• **Exercise**
Search the records for the word "name" and report each line that has it.

• **Given data**
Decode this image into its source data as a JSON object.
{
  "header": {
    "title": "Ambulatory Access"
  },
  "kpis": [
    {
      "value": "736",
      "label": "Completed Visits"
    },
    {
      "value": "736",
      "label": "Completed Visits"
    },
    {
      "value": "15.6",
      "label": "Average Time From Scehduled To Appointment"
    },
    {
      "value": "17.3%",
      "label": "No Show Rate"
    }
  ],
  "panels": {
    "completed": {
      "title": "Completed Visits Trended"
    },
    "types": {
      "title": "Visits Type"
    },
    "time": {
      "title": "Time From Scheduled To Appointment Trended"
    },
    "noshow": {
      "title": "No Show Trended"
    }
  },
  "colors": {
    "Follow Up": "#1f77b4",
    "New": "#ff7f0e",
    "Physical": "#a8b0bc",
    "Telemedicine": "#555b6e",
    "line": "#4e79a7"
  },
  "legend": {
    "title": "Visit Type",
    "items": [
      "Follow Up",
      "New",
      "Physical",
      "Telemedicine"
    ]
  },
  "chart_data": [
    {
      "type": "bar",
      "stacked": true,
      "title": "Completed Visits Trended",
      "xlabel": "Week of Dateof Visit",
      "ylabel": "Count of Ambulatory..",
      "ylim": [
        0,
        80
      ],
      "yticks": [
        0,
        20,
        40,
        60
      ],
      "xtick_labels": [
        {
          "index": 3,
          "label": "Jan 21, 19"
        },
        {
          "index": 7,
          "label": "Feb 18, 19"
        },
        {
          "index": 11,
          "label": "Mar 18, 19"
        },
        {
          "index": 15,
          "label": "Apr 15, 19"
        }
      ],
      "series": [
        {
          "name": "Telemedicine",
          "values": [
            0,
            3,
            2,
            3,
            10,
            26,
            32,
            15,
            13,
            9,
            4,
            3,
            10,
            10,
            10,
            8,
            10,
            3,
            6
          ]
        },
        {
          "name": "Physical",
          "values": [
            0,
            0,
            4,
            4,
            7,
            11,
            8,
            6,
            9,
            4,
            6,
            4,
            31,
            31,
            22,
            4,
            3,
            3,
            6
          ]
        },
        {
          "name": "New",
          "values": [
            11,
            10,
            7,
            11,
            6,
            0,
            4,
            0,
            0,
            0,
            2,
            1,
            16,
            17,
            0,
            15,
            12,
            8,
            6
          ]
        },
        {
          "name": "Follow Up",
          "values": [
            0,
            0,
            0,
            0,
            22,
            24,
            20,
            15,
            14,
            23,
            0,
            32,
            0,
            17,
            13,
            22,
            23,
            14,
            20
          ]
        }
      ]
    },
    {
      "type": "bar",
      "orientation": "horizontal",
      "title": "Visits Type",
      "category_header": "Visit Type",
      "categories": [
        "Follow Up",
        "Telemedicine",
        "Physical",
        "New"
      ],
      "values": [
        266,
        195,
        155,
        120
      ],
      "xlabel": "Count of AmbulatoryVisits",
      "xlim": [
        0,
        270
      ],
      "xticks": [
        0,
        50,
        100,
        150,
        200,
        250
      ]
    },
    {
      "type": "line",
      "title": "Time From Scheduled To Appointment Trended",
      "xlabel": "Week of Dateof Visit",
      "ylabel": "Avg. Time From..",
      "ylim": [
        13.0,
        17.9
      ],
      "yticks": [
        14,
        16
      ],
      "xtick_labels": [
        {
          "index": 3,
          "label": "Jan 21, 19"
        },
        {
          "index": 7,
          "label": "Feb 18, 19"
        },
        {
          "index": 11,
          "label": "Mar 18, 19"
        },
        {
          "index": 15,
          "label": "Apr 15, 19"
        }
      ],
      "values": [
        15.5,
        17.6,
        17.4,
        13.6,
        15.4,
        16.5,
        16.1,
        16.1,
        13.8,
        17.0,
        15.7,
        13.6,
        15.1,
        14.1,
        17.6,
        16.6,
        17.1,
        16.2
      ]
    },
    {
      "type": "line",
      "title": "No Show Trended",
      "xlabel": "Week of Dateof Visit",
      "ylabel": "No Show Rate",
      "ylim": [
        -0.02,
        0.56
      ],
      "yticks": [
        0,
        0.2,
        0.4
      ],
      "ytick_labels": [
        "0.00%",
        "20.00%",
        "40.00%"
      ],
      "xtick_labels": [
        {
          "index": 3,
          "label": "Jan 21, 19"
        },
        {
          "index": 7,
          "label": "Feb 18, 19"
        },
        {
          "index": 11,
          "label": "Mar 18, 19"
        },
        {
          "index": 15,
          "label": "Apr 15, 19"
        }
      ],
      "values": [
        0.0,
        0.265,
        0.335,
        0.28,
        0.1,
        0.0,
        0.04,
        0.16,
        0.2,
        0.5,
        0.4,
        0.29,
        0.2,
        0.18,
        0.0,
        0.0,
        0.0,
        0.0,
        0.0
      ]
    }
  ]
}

• **Written response**
          "name": "Telemedicine",
          "name": "Physical",
          "name": "New",
          "name": "Follow Up",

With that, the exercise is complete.